■ **Entries with figure data**:
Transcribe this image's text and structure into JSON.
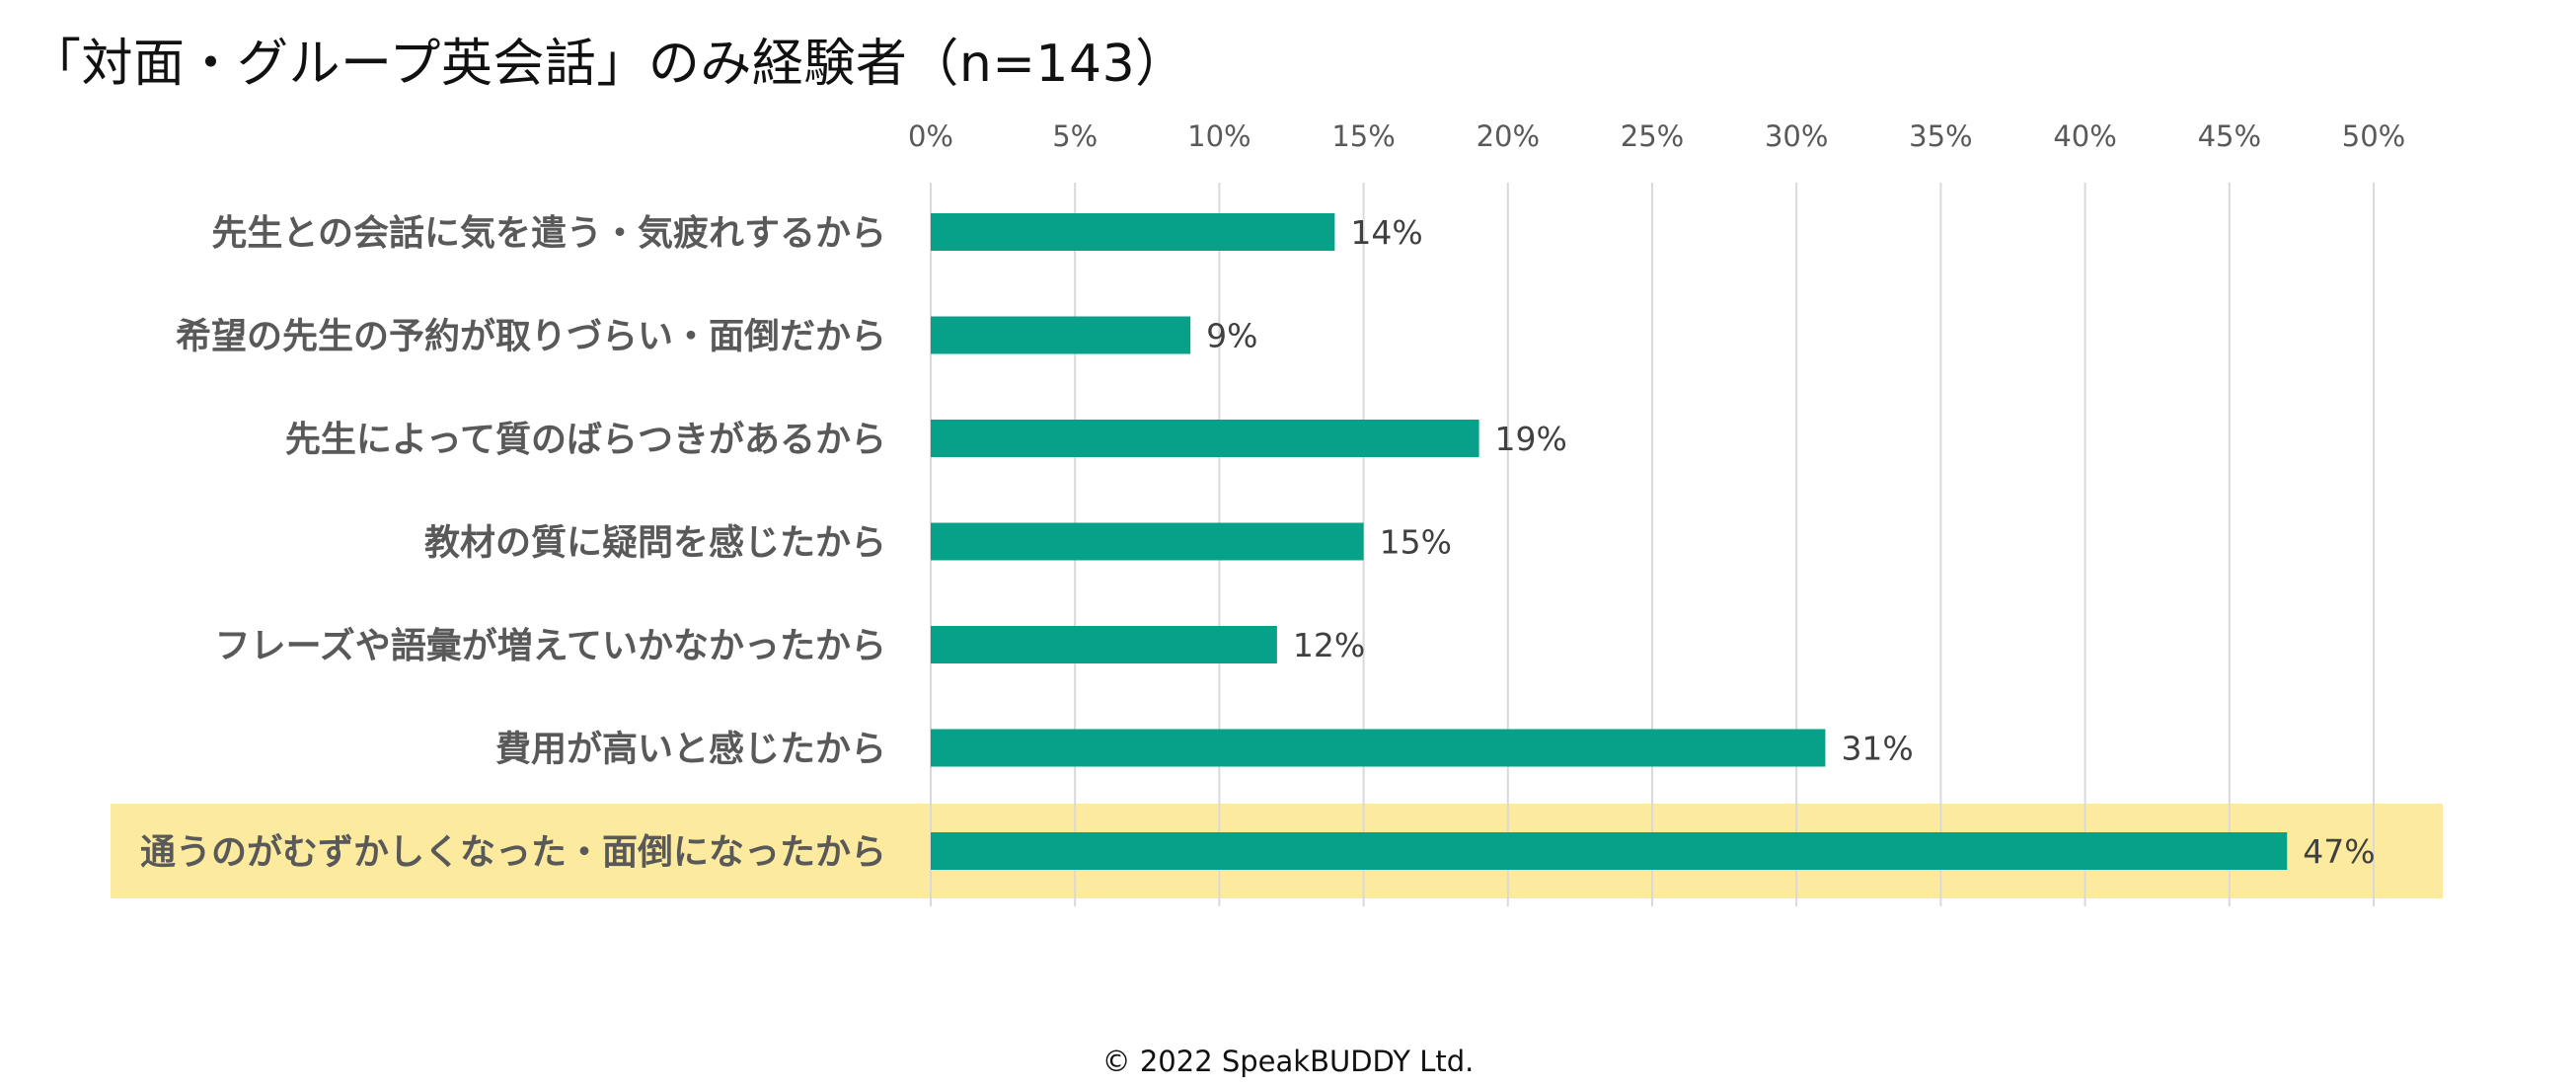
{
  "title": "「対面・グループ英会話」のみ経験者（n=143）",
  "copyright": "© 2022 SpeakBUDDY Ltd.",
  "colors": {
    "bar": "#07A089",
    "highlight": "#FCEB9F",
    "grid": "#D9D9D9",
    "category_text": "#595959",
    "tick_text": "#595959",
    "label_text": "#404040"
  },
  "chart_data": {
    "type": "bar",
    "orientation": "horizontal",
    "title": "「対面・グループ英会話」のみ経験者（n=143）",
    "xlabel": "",
    "ylabel": "",
    "xlim": [
      0,
      50
    ],
    "ticks": [
      0,
      5,
      10,
      15,
      20,
      25,
      30,
      35,
      40,
      45,
      50
    ],
    "tick_labels": [
      "0%",
      "5%",
      "10%",
      "15%",
      "20%",
      "25%",
      "30%",
      "35%",
      "40%",
      "45%",
      "50%"
    ],
    "tick_position": "top",
    "grid": true,
    "categories": [
      "先生との会話に気を遣う・気疲れするから",
      "希望の先生の予約が取りづらい・面倒だから",
      "先生によって質のばらつきがあるから",
      "教材の質に疑問を感じたから",
      "フレーズや語彙が増えていかなかったから",
      "費用が高いと感じたから",
      "通うのがむずかしくなった・面倒になったから"
    ],
    "values": [
      14,
      9,
      19,
      15,
      12,
      31,
      47
    ],
    "value_labels": [
      "14%",
      "9%",
      "19%",
      "15%",
      "12%",
      "31%",
      "47%"
    ],
    "highlighted_index": 6
  }
}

■ **What you should do**:
Look for the word "title" in every line of the listing and copy the lines that have it.

■ **Exercise response**:
  "title": "「対面・グループ英会話」のみ経験者（n=143）",
    "title": "「対面・グループ英会話」のみ経験者（n=143）",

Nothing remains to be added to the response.